### Task to complete
Produce the listing below again, exactly as shown.

### Data records
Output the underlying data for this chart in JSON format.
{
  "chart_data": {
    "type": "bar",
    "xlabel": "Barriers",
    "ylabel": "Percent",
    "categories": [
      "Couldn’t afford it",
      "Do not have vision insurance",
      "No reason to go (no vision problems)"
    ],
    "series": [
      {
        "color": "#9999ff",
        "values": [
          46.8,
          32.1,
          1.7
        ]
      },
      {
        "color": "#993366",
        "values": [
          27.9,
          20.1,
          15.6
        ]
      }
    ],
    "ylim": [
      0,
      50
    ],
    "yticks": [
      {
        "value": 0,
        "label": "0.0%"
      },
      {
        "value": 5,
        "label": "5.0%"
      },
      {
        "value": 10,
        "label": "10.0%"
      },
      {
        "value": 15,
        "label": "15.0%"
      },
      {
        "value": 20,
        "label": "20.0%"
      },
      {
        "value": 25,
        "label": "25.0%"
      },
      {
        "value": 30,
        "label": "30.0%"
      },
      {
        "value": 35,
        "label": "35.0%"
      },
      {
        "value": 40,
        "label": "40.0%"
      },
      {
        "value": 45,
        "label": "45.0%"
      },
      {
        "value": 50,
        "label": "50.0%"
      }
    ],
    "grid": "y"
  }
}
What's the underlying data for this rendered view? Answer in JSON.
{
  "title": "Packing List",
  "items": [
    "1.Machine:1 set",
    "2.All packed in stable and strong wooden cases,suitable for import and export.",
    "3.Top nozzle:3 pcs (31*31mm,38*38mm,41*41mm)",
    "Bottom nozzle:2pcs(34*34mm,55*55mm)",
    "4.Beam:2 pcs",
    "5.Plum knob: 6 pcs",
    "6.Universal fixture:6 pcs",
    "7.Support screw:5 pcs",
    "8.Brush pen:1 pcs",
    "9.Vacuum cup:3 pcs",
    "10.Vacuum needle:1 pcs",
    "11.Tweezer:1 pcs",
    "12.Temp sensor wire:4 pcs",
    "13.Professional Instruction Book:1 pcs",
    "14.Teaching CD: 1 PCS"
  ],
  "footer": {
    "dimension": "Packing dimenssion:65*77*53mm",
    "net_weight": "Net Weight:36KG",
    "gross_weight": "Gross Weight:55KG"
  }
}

### Response to the exercise
Output the underlying data for this chart in JSON format.
{
  "chart_data": {
    "type": "bar",
    "xlabel": "Barriers",
    "ylabel": "Percent",
    "categories": [
      "Couldn’t afford it",
      "Do not have vision insurance",
      "No reason to go (no vision problems)"
    ],
    "series": [
      {
        "color": "#9999ff",
        "values": [
          46.8,
          32.1,
          1.7
        ]
      },
      {
        "color": "#993366",
        "values": [
          27.9,
          20.1,
          15.6
        ]
      }
    ],
    "ylim": [
      0,
      50
    ],
    "yticks": [
      {
        "value": 0,
        "label": "0.0%"
      },
      {
        "value": 5,
        "label": "5.0%"
      },
      {
        "value": 10,
        "label": "10.0%"
      },
      {
        "value": 15,
        "label": "15.0%"
      },
      {
        "value": 20,
        "label": "20.0%"
      },
      {
        "value": 25,
        "label": "25.0%"
      },
      {
        "value": 30,
        "label": "30.0%"
      },
      {
        "value": 35,
        "label": "35.0%"
      },
      {
        "value": 40,
        "label": "40.0%"
      },
      {
        "value": 45,
        "label": "45.0%"
      },
      {
        "value": 50,
        "label": "50.0%"
      }
    ],
    "grid": "y"
  }
}
What's the underlying data for this rendered view? Answer in JSON.
{
  "title": "Packing List",
  "items": [
    "1.Machine:1 set",
    "2.All packed in stable and strong wooden cases,suitable for import and export.",
    "3.Top nozzle:3 pcs (31*31mm,38*38mm,41*41mm)",
    "Bottom nozzle:2pcs(34*34mm,55*55mm)",
    "4.Beam:2 pcs",
    "5.Plum knob: 6 pcs",
    "6.Universal fixture:6 pcs",
    "7.Support screw:5 pcs",
    "8.Brush pen:1 pcs",
    "9.Vacuum cup:3 pcs",
    "10.Vacuum needle:1 pcs",
    "11.Tweezer:1 pcs",
    "12.Temp sensor wire:4 pcs",
    "13.Professional Instruction Book:1 pcs",
    "14.Teaching CD: 1 PCS"
  ],
  "footer": {
    "dimension": "Packing dimenssion:65*77*53mm",
    "net_weight": "Net Weight:36KG",
    "gross_weight": "Gross Weight:55KG"
  }
}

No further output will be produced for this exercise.